PROBLEM REQUIREMENTS: Below are records to transcribe exactly, without their pictures.

GIVEN ENTRIES:
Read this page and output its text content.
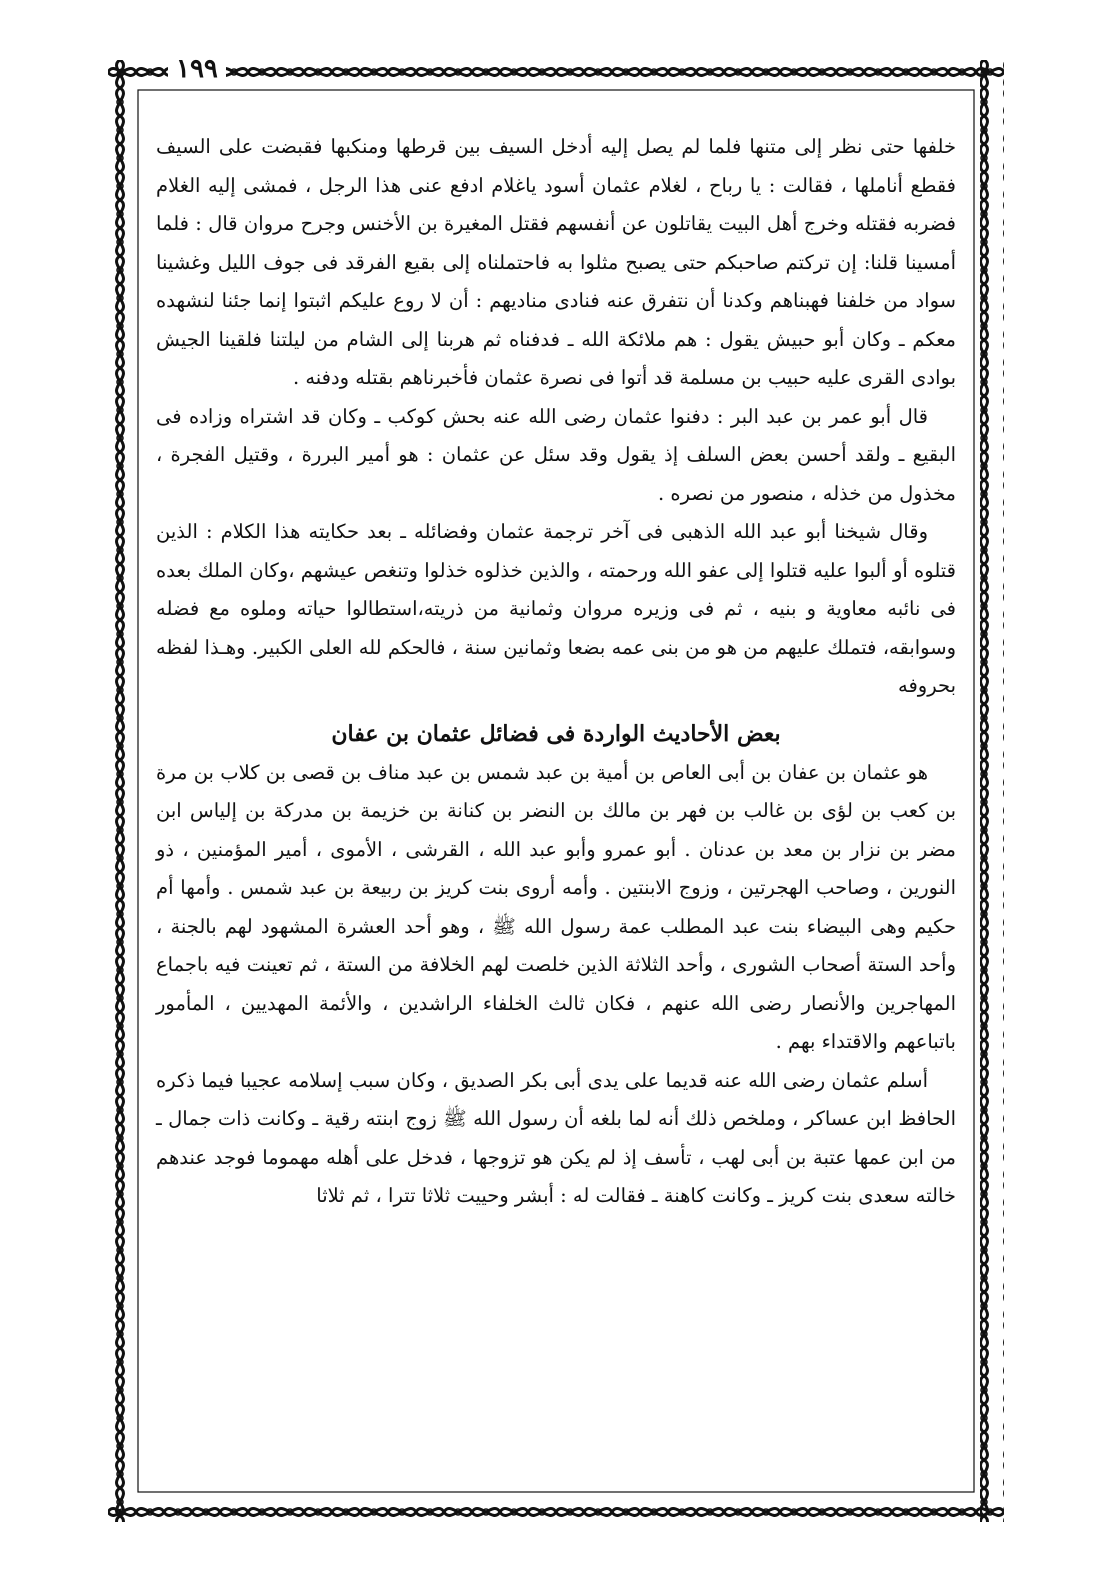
١٩٩

خلفها حتى نظر إلى متنها فلما لم يصل إليه أدخل السيف بين قرطها ومنكبها فقبضت على السيف فقطع أناملها ، فقالت : يا رباح ، لغلام عثمان أسود ياغلام ادفع عنى هذا الرجل ، فمشى إليه الغلام فضربه فقتله وخرج أهل البيت يقاتلون عن أنفسهم فقتل المغيرة بن الأخنس وجرح مروان قال : فلما أمسينا قلنا: إن تركتم صاحبكم حتى يصبح مثلوا به فاحتملناه إلى بقيع الفرقد فى جوف الليل وغشينا سواد من خلفنا فهبناهم وكدنا أن نتفرق عنه فنادى مناديهم : أن لا روع عليكم اثبتوا إنما جئنا لنشهده معكم ـ وكان أبو حبيش يقول : هم ملائكة الله ـ فدفناه ثم هربنا إلى الشام من ليلتنا فلقينا الجيش بوادى القرى عليه حبيب بن مسلمة قد أتوا فى نصرة عثمان فأخبرناهم بقتله ودفنه .

قال أبو عمر بن عبد البر : دفنوا عثمان رضى الله عنه بحش كوكب ـ وكان قد اشتراه وزاده فى البقيع ـ ولقد أحسن بعض السلف إذ يقول وقد سئل عن عثمان : هو أمير البررة ، وقتيل الفجرة ، مخذول من خذله ، منصور من نصره .

وقال شيخنا أبو عبد الله الذهبى فى آخر ترجمة عثمان وفضائله ـ بعد حكايته هذا الكلام : الذين قتلوه أو ألبوا عليه قتلوا إلى عفو الله ورحمته ، والذين خذلوه خذلوا وتنغص عيشهم ،وكان الملك بعده فى نائبه معاوية و بنيه ، ثم فى وزيره مروان وثمانية من ذريته،استطالوا حياته وملوه مع فضله وسوابقه، فتملك عليهم من هو من بنى عمه بضعا وثمانين سنة ، فالحكم لله العلى الكبير. وهـذا لفظه بحروفه

بعض الأحاديث الواردة فى فضائل عثمان بن عفان

هو عثمان بن عفان بن أبى العاص بن أمية بن عبد شمس بن عبد مناف بن قصى بن كلاب بن مرة بن كعب بن لؤى بن غالب بن فهر بن مالك بن النضر بن كنانة بن خزيمة بن مدركة بن إلياس ابن مضر بن نزار بن معد بن عدنان . أبو عمرو وأبو عبد الله ، القرشى ، الأموى ، أمير المؤمنين ، ذو النورين ، وصاحب الهجرتين ، وزوج الابنتين . وأمه أروى بنت كريز بن ربيعة بن عبد شمس . وأمها أم حكيم وهى البيضاء بنت عبد المطلب عمة رسول الله ﷺ ، وهو أحد العشرة المشهود لهم بالجنة ، وأحد الستة أصحاب الشورى ، وأحد الثلاثة الذين خلصت لهم الخلافة من الستة ، ثم تعينت فيه باجماع المهاجرين والأنصار رضى الله عنهم ، فكان ثالث الخلفاء الراشدين ، والأئمة المهديين ، المأمور باتباعهم والاقتداء بهم .

أسلم عثمان رضى الله عنه قديما على يدى أبى بكر الصديق ، وكان سبب إسلامه عجيبا فيما ذكره الحافظ ابن عساكر ، وملخص ذلك أنه لما بلغه أن رسول الله ﷺ زوج ابنته رقية ـ وكانت ذات جمال ـ من ابن عمها عتبة بن أبى لهب ، تأسف إذ لم يكن هو تزوجها ، فدخل على أهله مهموما فوجد عندهم خالته سعدى بنت كريز ـ وكانت كاهنة ـ فقالت له : أبشر وحييت ثلاثا تترا ، ثم ثلاثا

RESULT FOR THIS EXERCISE:
Read this page and output its text content.
١٩٩

خلفها حتى نظر إلى متنها فلما لم يصل إليه أدخل السيف بين قرطها ومنكبها فقبضت على السيف فقطع أناملها ، فقالت : يا رباح ، لغلام عثمان أسود ياغلام ادفع عنى هذا الرجل ، فمشى إليه الغلام فضربه فقتله وخرج أهل البيت يقاتلون عن أنفسهم فقتل المغيرة بن الأخنس وجرح مروان قال : فلما أمسينا قلنا: إن تركتم صاحبكم حتى يصبح مثلوا به فاحتملناه إلى بقيع الفرقد فى جوف الليل وغشينا سواد من خلفنا فهبناهم وكدنا أن نتفرق عنه فنادى مناديهم : أن لا روع عليكم اثبتوا إنما جئنا لنشهده معكم ـ وكان أبو حبيش يقول : هم ملائكة الله ـ فدفناه ثم هربنا إلى الشام من ليلتنا فلقينا الجيش بوادى القرى عليه حبيب بن مسلمة قد أتوا فى نصرة عثمان فأخبرناهم بقتله ودفنه .

قال أبو عمر بن عبد البر : دفنوا عثمان رضى الله عنه بحش كوكب ـ وكان قد اشتراه وزاده فى البقيع ـ ولقد أحسن بعض السلف إذ يقول وقد سئل عن عثمان : هو أمير البررة ، وقتيل الفجرة ، مخذول من خذله ، منصور من نصره .

وقال شيخنا أبو عبد الله الذهبى فى آخر ترجمة عثمان وفضائله ـ بعد حكايته هذا الكلام : الذين قتلوه أو ألبوا عليه قتلوا إلى عفو الله ورحمته ، والذين خذلوه خذلوا وتنغص عيشهم ،وكان الملك بعده فى نائبه معاوية و بنيه ، ثم فى وزيره مروان وثمانية من ذريته،استطالوا حياته وملوه مع فضله وسوابقه، فتملك عليهم من هو من بنى عمه بضعا وثمانين سنة ، فالحكم لله العلى الكبير. وهـذا لفظه بحروفه

بعض الأحاديث الواردة فى فضائل عثمان بن عفان

هو عثمان بن عفان بن أبى العاص بن أمية بن عبد شمس بن عبد مناف بن قصى بن كلاب بن مرة بن كعب بن لؤى بن غالب بن فهر بن مالك بن النضر بن كنانة بن خزيمة بن مدركة بن إلياس ابن مضر بن نزار بن معد بن عدنان . أبو عمرو وأبو عبد الله ، القرشى ، الأموى ، أمير المؤمنين ، ذو النورين ، وصاحب الهجرتين ، وزوج الابنتين . وأمه أروى بنت كريز بن ربيعة بن عبد شمس . وأمها أم حكيم وهى البيضاء بنت عبد المطلب عمة رسول الله ﷺ ، وهو أحد العشرة المشهود لهم بالجنة ، وأحد الستة أصحاب الشورى ، وأحد الثلاثة الذين خلصت لهم الخلافة من الستة ، ثم تعينت فيه باجماع المهاجرين والأنصار رضى الله عنهم ، فكان ثالث الخلفاء الراشدين ، والأئمة المهديين ، المأمور باتباعهم والاقتداء بهم .

أسلم عثمان رضى الله عنه قديما على يدى أبى بكر الصديق ، وكان سبب إسلامه عجيبا فيما ذكره الحافظ ابن عساكر ، وملخص ذلك أنه لما بلغه أن رسول الله ﷺ زوج ابنته رقية ـ وكانت ذات جمال ـ من ابن عمها عتبة بن أبى لهب ، تأسف إذ لم يكن هو تزوجها ، فدخل على أهله مهموما فوجد عندهم خالته سعدى بنت كريز ـ وكانت كاهنة ـ فقالت له : أبشر وحييت ثلاثا تترا ، ثم ثلاثا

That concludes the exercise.